### EXERCISE BRIEF
All entries should be output exactly as they stand.

# start of RECORD EXCERPTS

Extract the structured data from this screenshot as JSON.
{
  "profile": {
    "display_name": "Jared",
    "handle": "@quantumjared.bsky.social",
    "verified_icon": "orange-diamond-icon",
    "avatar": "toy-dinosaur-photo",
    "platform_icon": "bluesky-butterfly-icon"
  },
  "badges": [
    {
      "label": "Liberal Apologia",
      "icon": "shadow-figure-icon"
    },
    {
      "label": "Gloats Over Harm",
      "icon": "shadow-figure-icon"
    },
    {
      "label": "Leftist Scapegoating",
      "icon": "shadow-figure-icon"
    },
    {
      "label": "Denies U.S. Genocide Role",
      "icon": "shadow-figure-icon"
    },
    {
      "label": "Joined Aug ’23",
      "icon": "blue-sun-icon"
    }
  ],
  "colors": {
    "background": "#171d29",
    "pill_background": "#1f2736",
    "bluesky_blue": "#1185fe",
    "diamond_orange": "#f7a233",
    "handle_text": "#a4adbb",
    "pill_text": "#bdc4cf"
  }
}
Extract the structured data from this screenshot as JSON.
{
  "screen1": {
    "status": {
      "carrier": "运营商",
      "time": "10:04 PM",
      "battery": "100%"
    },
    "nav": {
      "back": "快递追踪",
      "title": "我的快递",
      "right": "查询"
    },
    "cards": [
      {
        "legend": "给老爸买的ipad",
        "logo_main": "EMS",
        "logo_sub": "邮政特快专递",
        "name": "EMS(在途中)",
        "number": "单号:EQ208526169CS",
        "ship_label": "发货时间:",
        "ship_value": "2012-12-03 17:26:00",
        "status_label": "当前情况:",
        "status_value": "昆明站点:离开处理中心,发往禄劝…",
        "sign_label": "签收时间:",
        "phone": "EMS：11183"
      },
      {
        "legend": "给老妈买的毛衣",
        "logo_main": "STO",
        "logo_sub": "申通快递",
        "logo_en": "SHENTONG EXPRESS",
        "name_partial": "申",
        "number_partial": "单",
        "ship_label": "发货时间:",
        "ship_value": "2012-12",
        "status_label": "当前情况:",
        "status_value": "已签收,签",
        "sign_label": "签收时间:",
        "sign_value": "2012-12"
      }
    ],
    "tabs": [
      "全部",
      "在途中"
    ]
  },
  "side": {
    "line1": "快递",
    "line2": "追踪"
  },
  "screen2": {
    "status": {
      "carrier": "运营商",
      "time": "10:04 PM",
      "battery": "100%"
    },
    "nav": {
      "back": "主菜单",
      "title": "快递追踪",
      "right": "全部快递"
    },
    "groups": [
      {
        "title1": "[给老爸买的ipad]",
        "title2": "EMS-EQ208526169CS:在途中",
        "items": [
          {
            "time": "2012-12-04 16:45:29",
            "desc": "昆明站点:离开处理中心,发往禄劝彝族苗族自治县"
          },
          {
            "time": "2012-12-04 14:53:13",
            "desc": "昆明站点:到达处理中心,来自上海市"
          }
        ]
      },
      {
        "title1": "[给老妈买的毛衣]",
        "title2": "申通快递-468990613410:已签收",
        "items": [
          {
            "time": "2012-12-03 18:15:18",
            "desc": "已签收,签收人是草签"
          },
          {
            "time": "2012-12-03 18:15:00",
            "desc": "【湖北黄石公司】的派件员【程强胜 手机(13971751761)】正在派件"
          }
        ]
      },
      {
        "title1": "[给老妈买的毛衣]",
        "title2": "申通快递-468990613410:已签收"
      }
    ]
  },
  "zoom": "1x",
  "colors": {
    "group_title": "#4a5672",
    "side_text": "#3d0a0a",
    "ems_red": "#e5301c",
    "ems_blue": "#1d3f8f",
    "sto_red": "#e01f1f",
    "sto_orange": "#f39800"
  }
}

# end of RECORD EXCERPTS

### RESPONSE TO THE TASK
Extract the structured data from this screenshot as JSON.
{
  "profile": {
    "display_name": "Jared",
    "handle": "@quantumjared.bsky.social",
    "verified_icon": "orange-diamond-icon",
    "avatar": "toy-dinosaur-photo",
    "platform_icon": "bluesky-butterfly-icon"
  },
  "badges": [
    {
      "label": "Liberal Apologia",
      "icon": "shadow-figure-icon"
    },
    {
      "label": "Gloats Over Harm",
      "icon": "shadow-figure-icon"
    },
    {
      "label": "Leftist Scapegoating",
      "icon": "shadow-figure-icon"
    },
    {
      "label": "Denies U.S. Genocide Role",
      "icon": "shadow-figure-icon"
    },
    {
      "label": "Joined Aug ’23",
      "icon": "blue-sun-icon"
    }
  ],
  "colors": {
    "background": "#171d29",
    "pill_background": "#1f2736",
    "bluesky_blue": "#1185fe",
    "diamond_orange": "#f7a233",
    "handle_text": "#a4adbb",
    "pill_text": "#bdc4cf"
  }
}
Extract the structured data from this screenshot as JSON.
{
  "screen1": {
    "status": {
      "carrier": "运营商",
      "time": "10:04 PM",
      "battery": "100%"
    },
    "nav": {
      "back": "快递追踪",
      "title": "我的快递",
      "right": "查询"
    },
    "cards": [
      {
        "legend": "给老爸买的ipad",
        "logo_main": "EMS",
        "logo_sub": "邮政特快专递",
        "name": "EMS(在途中)",
        "number": "单号:EQ208526169CS",
        "ship_label": "发货时间:",
        "ship_value": "2012-12-03 17:26:00",
        "status_label": "当前情况:",
        "status_value": "昆明站点:离开处理中心,发往禄劝…",
        "sign_label": "签收时间:",
        "phone": "EMS：11183"
      },
      {
        "legend": "给老妈买的毛衣",
        "logo_main": "STO",
        "logo_sub": "申通快递",
        "logo_en": "SHENTONG EXPRESS",
        "name_partial": "申",
        "number_partial": "单",
        "ship_label": "发货时间:",
        "ship_value": "2012-12",
        "status_label": "当前情况:",
        "status_value": "已签收,签",
        "sign_label": "签收时间:",
        "sign_value": "2012-12"
      }
    ],
    "tabs": [
      "全部",
      "在途中"
    ]
  },
  "side": {
    "line1": "快递",
    "line2": "追踪"
  },
  "screen2": {
    "status": {
      "carrier": "运营商",
      "time": "10:04 PM",
      "battery": "100%"
    },
    "nav": {
      "back": "主菜单",
      "title": "快递追踪",
      "right": "全部快递"
    },
    "groups": [
      {
        "title1": "[给老爸买的ipad]",
        "title2": "EMS-EQ208526169CS:在途中",
        "items": [
          {
            "time": "2012-12-04 16:45:29",
            "desc": "昆明站点:离开处理中心,发往禄劝彝族苗族自治县"
          },
          {
            "time": "2012-12-04 14:53:13",
            "desc": "昆明站点:到达处理中心,来自上海市"
          }
        ]
      },
      {
        "title1": "[给老妈买的毛衣]",
        "title2": "申通快递-468990613410:已签收",
        "items": [
          {
            "time": "2012-12-03 18:15:18",
            "desc": "已签收,签收人是草签"
          },
          {
            "time": "2012-12-03 18:15:00",
            "desc": "【湖北黄石公司】的派件员【程强胜 手机(13971751761)】正在派件"
          }
        ]
      },
      {
        "title1": "[给老妈买的毛衣]",
        "title2": "申通快递-468990613410:已签收"
      }
    ]
  },
  "zoom": "1x",
  "colors": {
    "group_title": "#4a5672",
    "side_text": "#3d0a0a",
    "ems_red": "#e5301c",
    "ems_blue": "#1d3f8f",
    "sto_red": "#e01f1f",
    "sto_orange": "#f39800"
  }
}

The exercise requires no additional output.